STATED EXERCISE: Find the lines that hold the word "Vertical" and return them.

Chart and figure data:
..........
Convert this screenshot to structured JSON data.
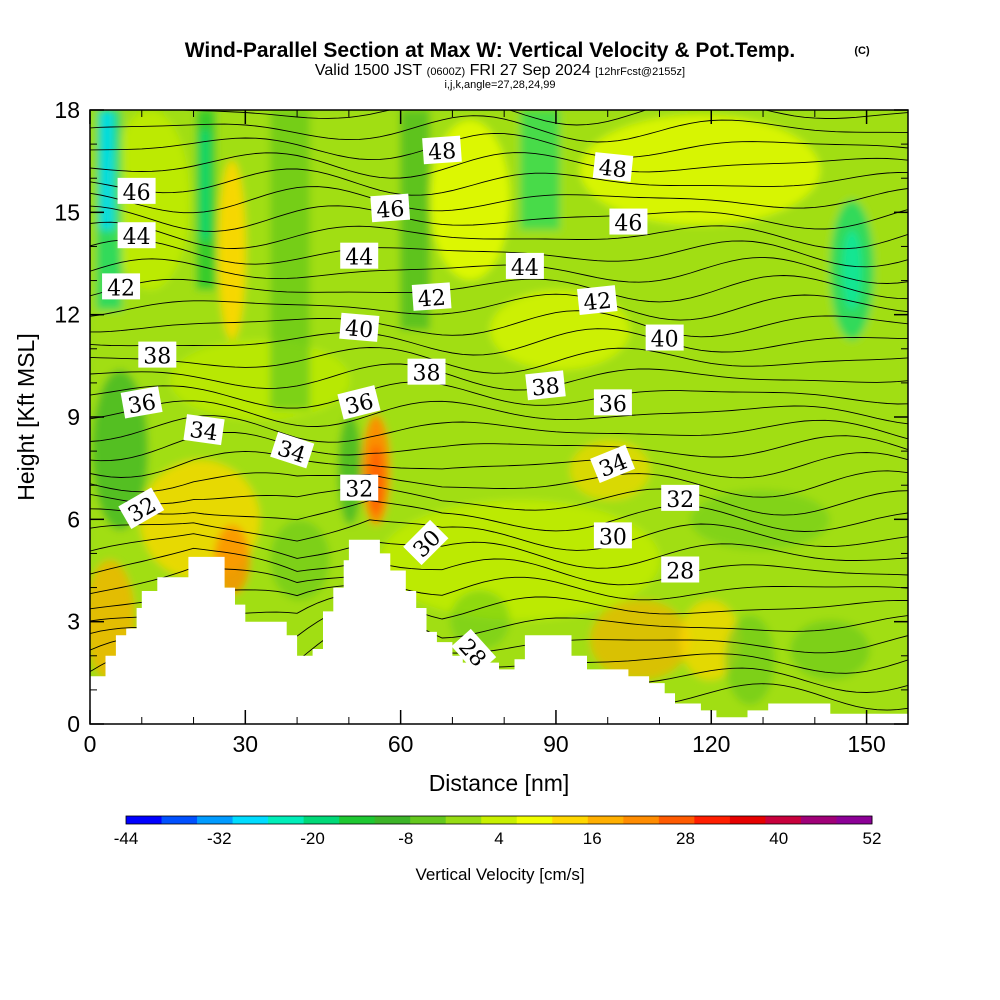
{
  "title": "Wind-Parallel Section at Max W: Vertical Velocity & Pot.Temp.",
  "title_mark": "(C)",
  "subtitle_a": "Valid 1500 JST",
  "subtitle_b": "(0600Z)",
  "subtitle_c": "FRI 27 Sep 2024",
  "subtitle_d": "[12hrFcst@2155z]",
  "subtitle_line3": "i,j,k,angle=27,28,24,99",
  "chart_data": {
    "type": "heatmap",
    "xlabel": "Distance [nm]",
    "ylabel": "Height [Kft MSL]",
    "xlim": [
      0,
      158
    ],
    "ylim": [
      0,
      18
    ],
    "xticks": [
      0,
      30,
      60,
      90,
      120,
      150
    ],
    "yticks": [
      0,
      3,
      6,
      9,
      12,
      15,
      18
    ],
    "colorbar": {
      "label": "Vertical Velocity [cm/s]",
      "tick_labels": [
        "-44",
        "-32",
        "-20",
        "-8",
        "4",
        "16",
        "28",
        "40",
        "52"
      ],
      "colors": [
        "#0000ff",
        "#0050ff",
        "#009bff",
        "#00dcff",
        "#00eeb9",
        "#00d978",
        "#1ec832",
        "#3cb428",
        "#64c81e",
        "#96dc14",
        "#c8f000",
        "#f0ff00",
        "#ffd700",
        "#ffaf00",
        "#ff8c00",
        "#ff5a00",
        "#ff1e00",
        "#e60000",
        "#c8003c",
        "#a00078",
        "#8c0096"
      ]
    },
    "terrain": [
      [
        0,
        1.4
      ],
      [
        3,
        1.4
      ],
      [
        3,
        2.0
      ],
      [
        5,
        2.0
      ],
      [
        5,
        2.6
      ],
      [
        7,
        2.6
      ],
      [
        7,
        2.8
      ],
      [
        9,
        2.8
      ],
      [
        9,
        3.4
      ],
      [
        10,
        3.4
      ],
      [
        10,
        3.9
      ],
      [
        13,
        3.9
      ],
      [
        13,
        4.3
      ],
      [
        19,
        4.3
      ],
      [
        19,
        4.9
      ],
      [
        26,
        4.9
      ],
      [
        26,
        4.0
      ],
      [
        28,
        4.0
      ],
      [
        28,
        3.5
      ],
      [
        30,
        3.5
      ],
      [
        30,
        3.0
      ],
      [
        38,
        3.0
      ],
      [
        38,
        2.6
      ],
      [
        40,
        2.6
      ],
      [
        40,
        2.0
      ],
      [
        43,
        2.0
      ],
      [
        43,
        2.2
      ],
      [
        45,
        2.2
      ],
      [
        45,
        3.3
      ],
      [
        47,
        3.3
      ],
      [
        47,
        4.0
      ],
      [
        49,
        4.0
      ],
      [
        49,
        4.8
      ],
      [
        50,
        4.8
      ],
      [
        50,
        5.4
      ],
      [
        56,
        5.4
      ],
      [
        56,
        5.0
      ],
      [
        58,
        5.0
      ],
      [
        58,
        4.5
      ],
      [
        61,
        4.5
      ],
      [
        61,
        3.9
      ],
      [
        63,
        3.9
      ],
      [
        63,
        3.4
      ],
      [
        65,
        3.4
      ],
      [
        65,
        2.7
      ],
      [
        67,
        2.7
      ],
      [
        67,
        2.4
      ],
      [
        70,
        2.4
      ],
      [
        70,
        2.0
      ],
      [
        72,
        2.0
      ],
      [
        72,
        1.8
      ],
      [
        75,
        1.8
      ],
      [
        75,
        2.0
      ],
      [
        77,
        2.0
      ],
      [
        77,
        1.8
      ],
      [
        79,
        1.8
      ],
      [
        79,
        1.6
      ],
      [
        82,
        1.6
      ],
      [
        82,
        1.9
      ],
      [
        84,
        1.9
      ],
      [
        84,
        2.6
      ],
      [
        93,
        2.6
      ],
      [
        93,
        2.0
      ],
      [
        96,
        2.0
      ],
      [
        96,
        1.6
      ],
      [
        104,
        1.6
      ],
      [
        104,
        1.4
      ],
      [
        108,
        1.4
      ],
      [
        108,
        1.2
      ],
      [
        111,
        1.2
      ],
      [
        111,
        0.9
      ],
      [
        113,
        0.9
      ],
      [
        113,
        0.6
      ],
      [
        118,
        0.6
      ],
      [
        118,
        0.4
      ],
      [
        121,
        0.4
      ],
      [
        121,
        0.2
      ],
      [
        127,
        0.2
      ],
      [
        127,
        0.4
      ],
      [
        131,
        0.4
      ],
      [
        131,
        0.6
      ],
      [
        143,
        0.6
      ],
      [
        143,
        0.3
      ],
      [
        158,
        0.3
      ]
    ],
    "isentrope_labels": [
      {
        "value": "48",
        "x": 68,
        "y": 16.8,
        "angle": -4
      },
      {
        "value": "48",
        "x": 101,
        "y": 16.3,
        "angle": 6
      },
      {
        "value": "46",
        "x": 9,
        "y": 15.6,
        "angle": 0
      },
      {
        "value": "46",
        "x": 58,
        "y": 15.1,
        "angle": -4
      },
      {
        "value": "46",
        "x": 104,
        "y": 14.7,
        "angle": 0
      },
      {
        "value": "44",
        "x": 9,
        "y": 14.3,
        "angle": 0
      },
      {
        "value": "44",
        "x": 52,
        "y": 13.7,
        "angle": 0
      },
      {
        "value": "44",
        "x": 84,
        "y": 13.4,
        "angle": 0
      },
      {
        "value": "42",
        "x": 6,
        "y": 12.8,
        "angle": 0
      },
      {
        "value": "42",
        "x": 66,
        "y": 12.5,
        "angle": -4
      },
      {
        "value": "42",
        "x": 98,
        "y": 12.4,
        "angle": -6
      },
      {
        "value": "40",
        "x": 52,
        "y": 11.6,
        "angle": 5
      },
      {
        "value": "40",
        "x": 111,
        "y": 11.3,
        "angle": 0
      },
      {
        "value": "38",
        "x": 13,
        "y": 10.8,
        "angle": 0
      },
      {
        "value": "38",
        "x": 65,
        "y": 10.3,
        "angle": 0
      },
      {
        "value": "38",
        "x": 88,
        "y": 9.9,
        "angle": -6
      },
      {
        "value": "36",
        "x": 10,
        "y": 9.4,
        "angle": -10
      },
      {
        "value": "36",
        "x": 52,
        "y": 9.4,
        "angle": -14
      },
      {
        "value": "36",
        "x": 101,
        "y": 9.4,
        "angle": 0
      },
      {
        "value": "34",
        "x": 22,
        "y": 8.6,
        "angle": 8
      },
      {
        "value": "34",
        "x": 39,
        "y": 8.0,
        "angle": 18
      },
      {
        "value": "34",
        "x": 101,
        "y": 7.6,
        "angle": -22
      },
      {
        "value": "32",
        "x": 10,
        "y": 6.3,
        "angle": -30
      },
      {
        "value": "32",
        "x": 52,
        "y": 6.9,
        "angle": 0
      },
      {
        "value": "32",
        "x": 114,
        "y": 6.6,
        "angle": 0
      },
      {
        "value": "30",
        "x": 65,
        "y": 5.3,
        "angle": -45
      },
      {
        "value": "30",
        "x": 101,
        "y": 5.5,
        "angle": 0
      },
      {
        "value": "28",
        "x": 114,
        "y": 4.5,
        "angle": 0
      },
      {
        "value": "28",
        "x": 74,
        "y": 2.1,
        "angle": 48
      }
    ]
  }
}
..........
EXPECTED ANSWER:
  "title": "Wind-Parallel Section at Max W: Vertical Velocity & Pot.Temp.",
      "label": "Vertical Velocity [cm/s]",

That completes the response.